- [YOUR TASK]: Strip the pictures and reproduce the rest of the listing exactly.

-- Begin RECORDS TO USE --

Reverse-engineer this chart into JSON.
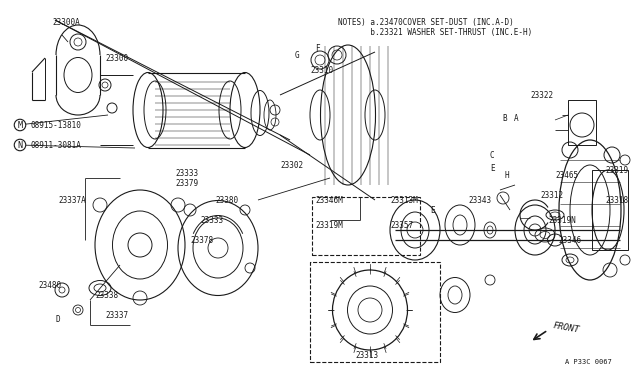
{
  "bg_color": "#ffffff",
  "line_color": "#1a1a1a",
  "notes_line1": "NOTES、a.23470 COVER SET-DUST （INC.A-D）",
  "notes_line2": "       b.23321 WASHER SET-THRUST （INC.E-H）",
  "notes_line1_plain": "NOTES) a.23470COVER SET-DUST (INC.A-D)",
  "notes_line2_plain": "       b.23321 WASHER SET-THRUST (INC.E-H)",
  "diagram_id": "A P33C 0067",
  "front_label": "FRONT"
}
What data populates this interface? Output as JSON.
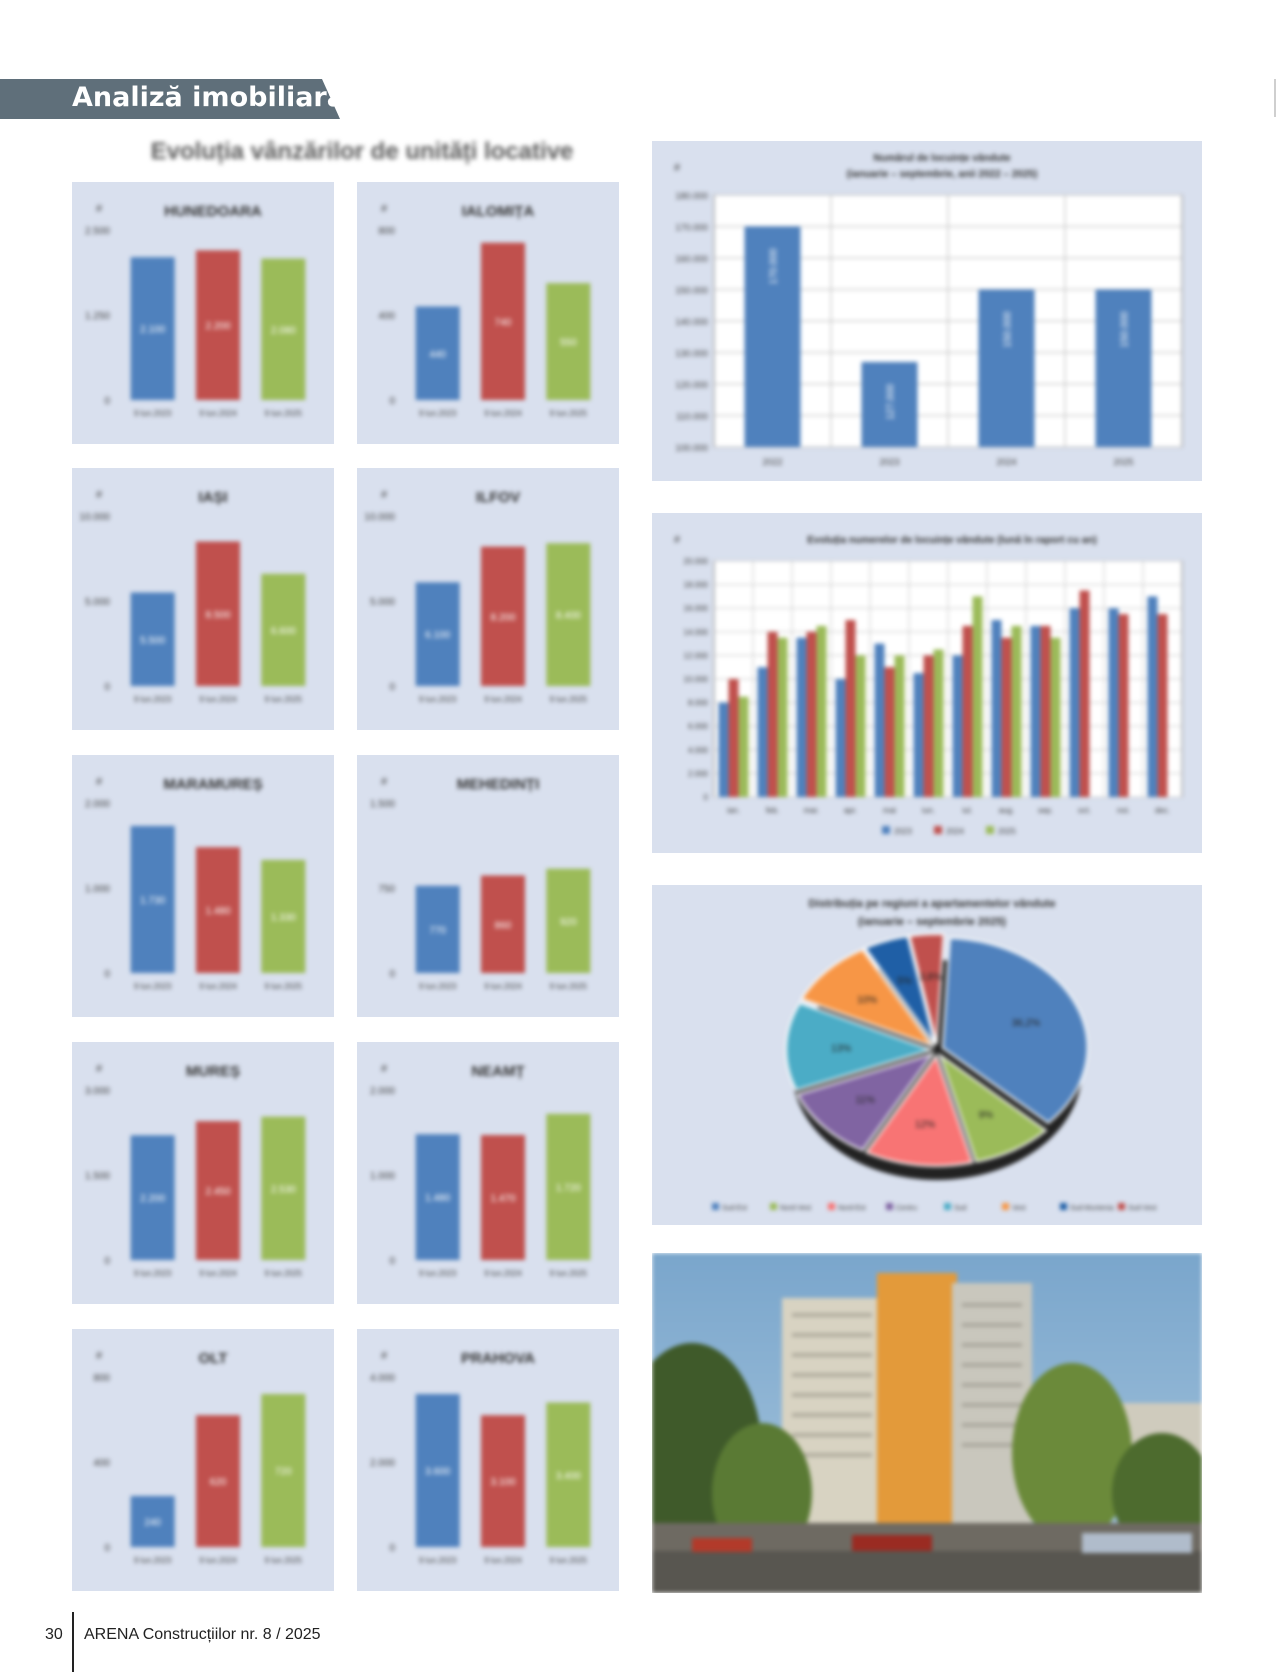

-- End RECORDS TO USE --

- [EXERCISE ANSWER]:
Reverse-engineer this chart into JSON.
{
  "bg_color": "#ffffff",
  "line_color": "#1a1a1a",
  "notes_line1": "NOTES、a.23470 COVER SET-DUST （INC.A-D）",
  "notes_line2": "       b.23321 WASHER SET-THRUST （INC.E-H）",
  "notes_line1_plain": "NOTES) a.23470COVER SET-DUST (INC.A-D)",
  "notes_line2_plain": "       b.23321 WASHER SET-THRUST (INC.E-H)",
  "diagram_id": "A P33C 0067",
  "front_label": "FRONT"
}
What data populates this interface? Output as JSON.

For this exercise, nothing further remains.